> Problem to solve:
Print the listing as it stands, omitting all images.

Data entries:
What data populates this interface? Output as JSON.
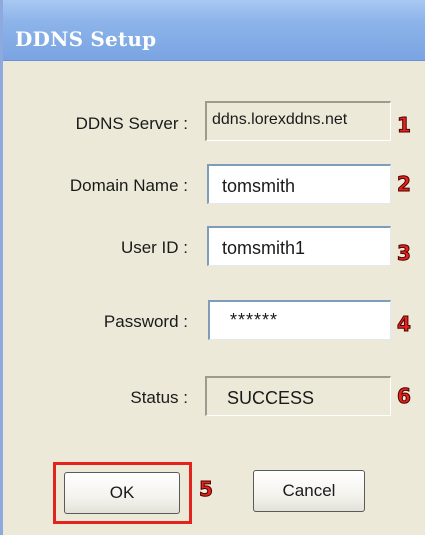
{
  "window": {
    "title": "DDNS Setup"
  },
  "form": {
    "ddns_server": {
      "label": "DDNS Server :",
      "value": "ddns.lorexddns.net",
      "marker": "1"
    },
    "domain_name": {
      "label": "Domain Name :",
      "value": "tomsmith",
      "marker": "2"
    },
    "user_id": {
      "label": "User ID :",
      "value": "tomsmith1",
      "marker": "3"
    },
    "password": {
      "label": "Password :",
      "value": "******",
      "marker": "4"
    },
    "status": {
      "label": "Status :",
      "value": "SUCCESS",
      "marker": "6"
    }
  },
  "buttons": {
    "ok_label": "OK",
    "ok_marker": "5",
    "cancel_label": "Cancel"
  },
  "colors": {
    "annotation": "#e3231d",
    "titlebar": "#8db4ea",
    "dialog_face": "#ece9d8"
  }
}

> Task output:
What data populates this interface? Output as JSON.
{
  "window": {
    "title": "DDNS Setup"
  },
  "form": {
    "ddns_server": {
      "label": "DDNS Server :",
      "value": "ddns.lorexddns.net",
      "marker": "1"
    },
    "domain_name": {
      "label": "Domain Name :",
      "value": "tomsmith",
      "marker": "2"
    },
    "user_id": {
      "label": "User ID :",
      "value": "tomsmith1",
      "marker": "3"
    },
    "password": {
      "label": "Password :",
      "value": "******",
      "marker": "4"
    },
    "status": {
      "label": "Status :",
      "value": "SUCCESS",
      "marker": "6"
    }
  },
  "buttons": {
    "ok_label": "OK",
    "ok_marker": "5",
    "cancel_label": "Cancel"
  },
  "colors": {
    "annotation": "#e3231d",
    "titlebar": "#8db4ea",
    "dialog_face": "#ece9d8"
  }
}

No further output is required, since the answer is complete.